◆ **Selected extract**
######
Monthly goals. That is my plan. We will see if I get through 12. It is iffy but the idea for me with this is to not look too far ahead which is why I am doing this monthly. So here goes January.
I love food. I do. I wish I didn't. I wish I was like my dad who enjoys food but in the end can sort of take it or leave it. Unfortunately, I didn't really quite get how much I loved food until recently. As you know if you have read any of this blog lately, I have been sick a lot this fall. Really the only benefit of getting sick, is that you just don't feel like eating. Nothing sounds good. The result is your stomach shrinks. This happened to me. I started losing weight.
Now, I have been exercising more regularly since my last child was born almost 4 years ago. I even went through a period where I exercised 3-5 times a week. That is a lot when you work, raise 3 kids, 2 pets and a husband. I lost 2 sizes. I did not go under my regular weight. There was nothing I could do seemingly to lose a few extra pounds. And just when I might have started to lose a pound, I stopped exercising. Summer came, I got busy, it wasn't a priority. That was almost 2 years ago. Since then, I have fluctuated with my weight by a couple of pounds but never gone below that number. Until this fall. I lost a pound, then another and another and it became 5 pounds. Amazing for me. I wasn't exercising. I hadn't exercised at all because of being sick but I was eating less. And when I started feeling better, I made a conscious effort to continue to eat less. And it felt good and I knew if I added exercise, it would be even better.
######
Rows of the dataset
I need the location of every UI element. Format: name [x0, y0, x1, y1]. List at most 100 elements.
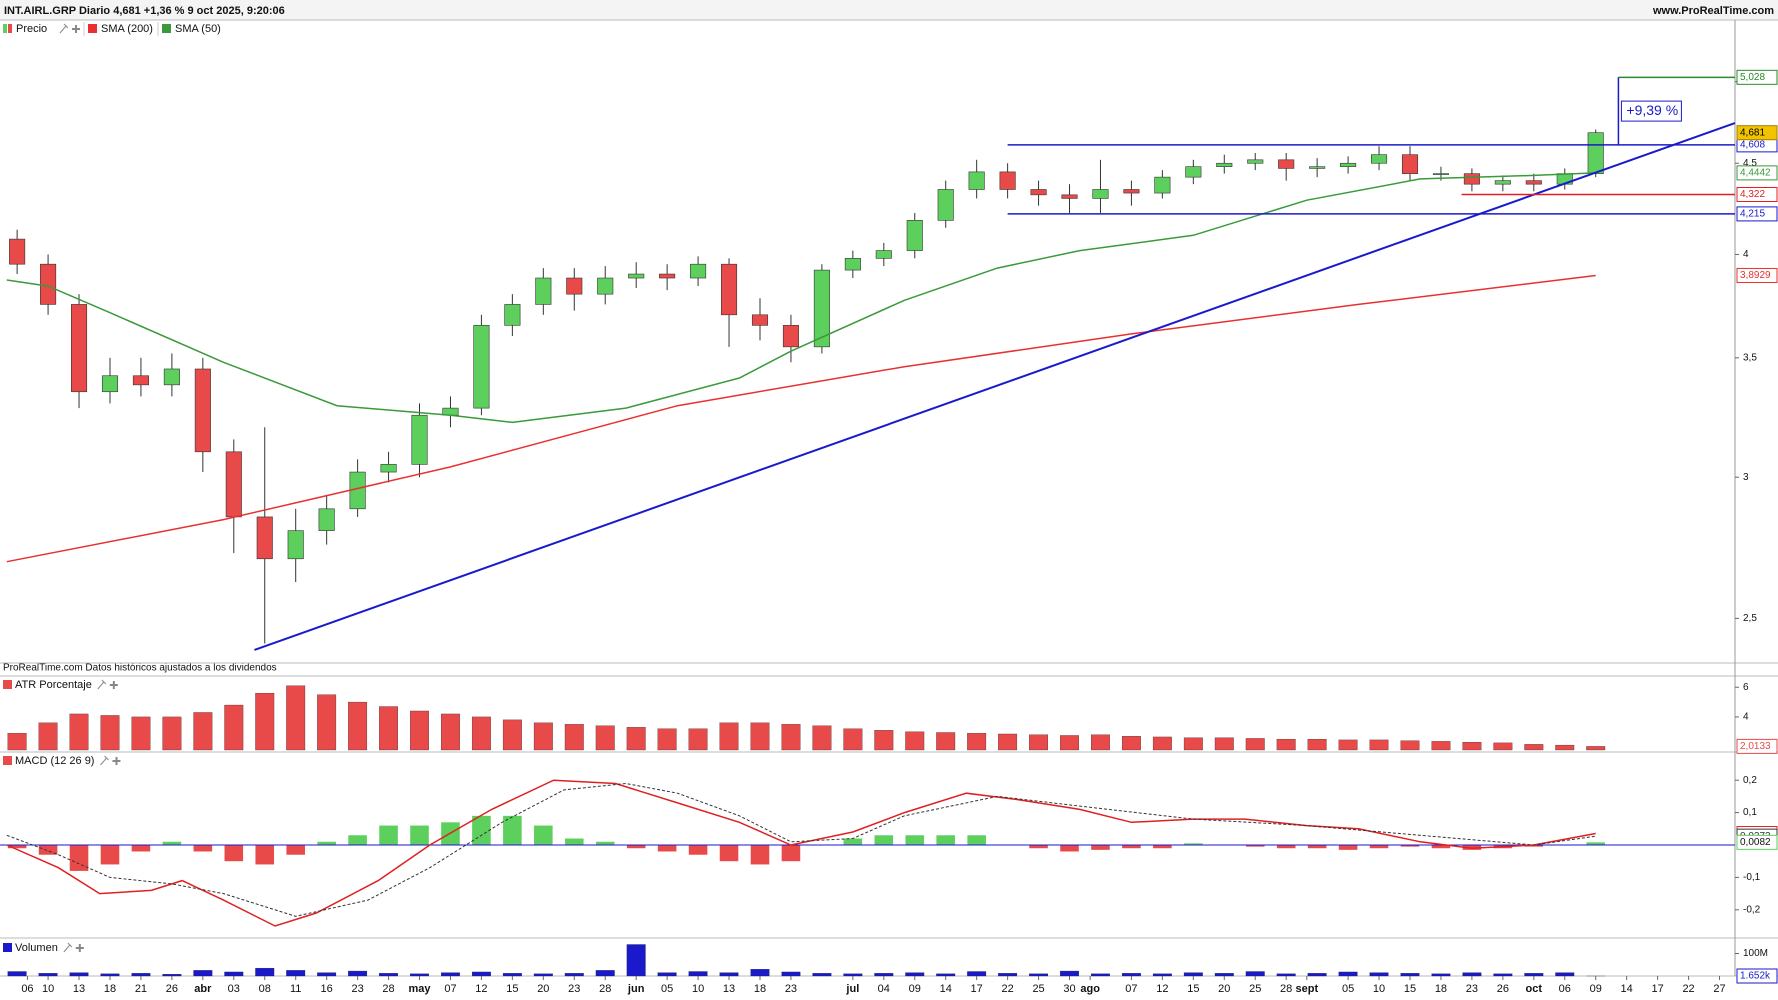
- bar: [1060, 735, 1079, 751]
- bar: [410, 710, 429, 751]
- bar: [533, 722, 553, 751]
- x-tick-label: 12: [475, 983, 487, 995]
- bar: [719, 722, 739, 751]
- bar: [967, 733, 987, 751]
- bar: [750, 969, 770, 977]
- x-tick-label: 28: [599, 983, 611, 995]
- histogram-bar: [534, 825, 553, 845]
- bar: [38, 973, 58, 977]
- x-tick-label: 17: [1651, 983, 1663, 995]
- bar: [1091, 734, 1110, 751]
- bar: [626, 944, 646, 977]
- candle-body: [70, 304, 88, 393]
- histogram-bar: [1524, 845, 1544, 847]
- add-icon[interactable]: [72, 25, 80, 33]
- candle-body: [566, 277, 583, 295]
- candle-body: [1154, 176, 1171, 194]
- bar: [1338, 971, 1358, 977]
- settings-icon[interactable]: [100, 755, 109, 766]
- bar: [1183, 737, 1203, 751]
- x-tick-label: 22: [1001, 983, 1013, 995]
- candle-body: [1525, 180, 1542, 185]
- bar: [1555, 972, 1575, 977]
- indicator-line: [6, 782, 1596, 917]
- x-tick-label: jun: [627, 983, 645, 995]
- bar: [224, 971, 244, 977]
- panel-icon: [3, 756, 12, 765]
- price-tag-label: 0,0082: [1740, 837, 1771, 848]
- histogram-bar: [1276, 845, 1296, 849]
- price-tag: [1736, 267, 1778, 283]
- candle-body: [1463, 173, 1480, 185]
- histogram-bar: [69, 845, 89, 871]
- price-tag: [1736, 165, 1778, 181]
- candle-body: [875, 250, 892, 259]
- x-tick-label: 05: [661, 983, 673, 995]
- bar: [905, 731, 925, 751]
- bar: [471, 716, 491, 751]
- bar: [1400, 973, 1420, 977]
- candle-body: [101, 375, 119, 393]
- price-tag-label: 2,0133: [1740, 741, 1771, 752]
- bar: [1524, 973, 1544, 977]
- histogram-bar: [1338, 845, 1358, 850]
- legend-label: SMA (50): [175, 23, 221, 35]
- candle-body: [535, 277, 552, 305]
- bar: [193, 712, 213, 751]
- bar: [379, 973, 398, 977]
- histogram-bar: [781, 845, 801, 862]
- indicator-line: [6, 172, 1596, 424]
- price-tag-label: 4,215: [1740, 209, 1765, 220]
- histogram-bar: [255, 845, 275, 865]
- bar: [1369, 739, 1389, 751]
- bar: [162, 974, 182, 977]
- y-tick-label: 4: [1743, 249, 1749, 260]
- price-tag-label: 4,608: [1740, 140, 1765, 151]
- legend-icon: [8, 24, 12, 33]
- change-label: +9,39 %: [1626, 102, 1678, 118]
- bar: [1029, 973, 1049, 977]
- settings-icon[interactable]: [59, 23, 69, 34]
- settings-icon[interactable]: [97, 679, 107, 690]
- price-tag-label: 5,028: [1740, 72, 1765, 83]
- bar: [162, 716, 182, 751]
- bar: [1493, 973, 1513, 977]
- price-tag: [1736, 69, 1778, 85]
- candle-body: [473, 325, 490, 409]
- x-tick-label: ago: [1080, 983, 1100, 995]
- candle-body: [690, 263, 707, 279]
- add-icon[interactable]: [75, 944, 84, 952]
- y-tick-label: 6: [1743, 682, 1749, 693]
- settings-icon[interactable]: [63, 942, 73, 953]
- bar: [7, 733, 27, 751]
- candle-body: [287, 530, 304, 560]
- panel-title: ATR Porcentaje: [15, 679, 92, 691]
- y-tick-label: -0,2: [1743, 904, 1761, 915]
- x-tick-label: 15: [506, 983, 518, 995]
- candle-body: [782, 325, 799, 348]
- candle-body: [628, 273, 645, 279]
- legend: Precio SMA (200) SMA (50): [3, 22, 221, 36]
- price-tag: [1736, 968, 1778, 984]
- histogram-bar: [1153, 845, 1172, 849]
- histogram-bar: [657, 845, 677, 852]
- add-icon[interactable]: [109, 681, 118, 689]
- y-tick-label: 0,2: [1743, 775, 1757, 786]
- y-tick-label: 3: [1743, 472, 1749, 483]
- histogram-bar: [1060, 845, 1079, 852]
- histogram-bar: [626, 845, 646, 849]
- add-icon[interactable]: [112, 757, 121, 765]
- x-tick-label: 15: [1404, 983, 1416, 995]
- legend-label: Precio: [16, 23, 47, 35]
- x-tick-label: 03: [228, 983, 240, 995]
- x-tick-label: 20: [1218, 983, 1230, 995]
- bar: [1029, 734, 1049, 751]
- x-tick-label: 07: [444, 983, 456, 995]
- candle-body: [813, 269, 830, 348]
- bar: [1060, 970, 1079, 977]
- candle-body: [256, 516, 273, 560]
- bar: [193, 970, 213, 977]
- candle-body: [504, 304, 521, 326]
- bar: [100, 715, 120, 751]
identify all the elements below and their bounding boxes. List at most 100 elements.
######
◆ **Written exercise 1**
In the blog post about monthly goals, how many sizes did the writer lose during the period of exercising three to five times a week?
◆ **Written exercise 2**
Copy word for word the part of the blog post that opens with "I love food." and closes with "started losing weight.".

◆ **Solution 1**
Two sizes.

◆ **Solution 2**
I love food. I do. I wish I didn't. I wish I was like my dad who enjoys food but in the end can sort of take it or leave it. Unfortunately, I didn't really quite get how much I loved food until recently. As you know if you have read any of this blog lately, I have been sick a lot this fall. Really the only benefit of getting sick, is that you just don't feel like eating. Nothing sounds good. The result is your stomach shrinks. This happened to me. I started losing weight.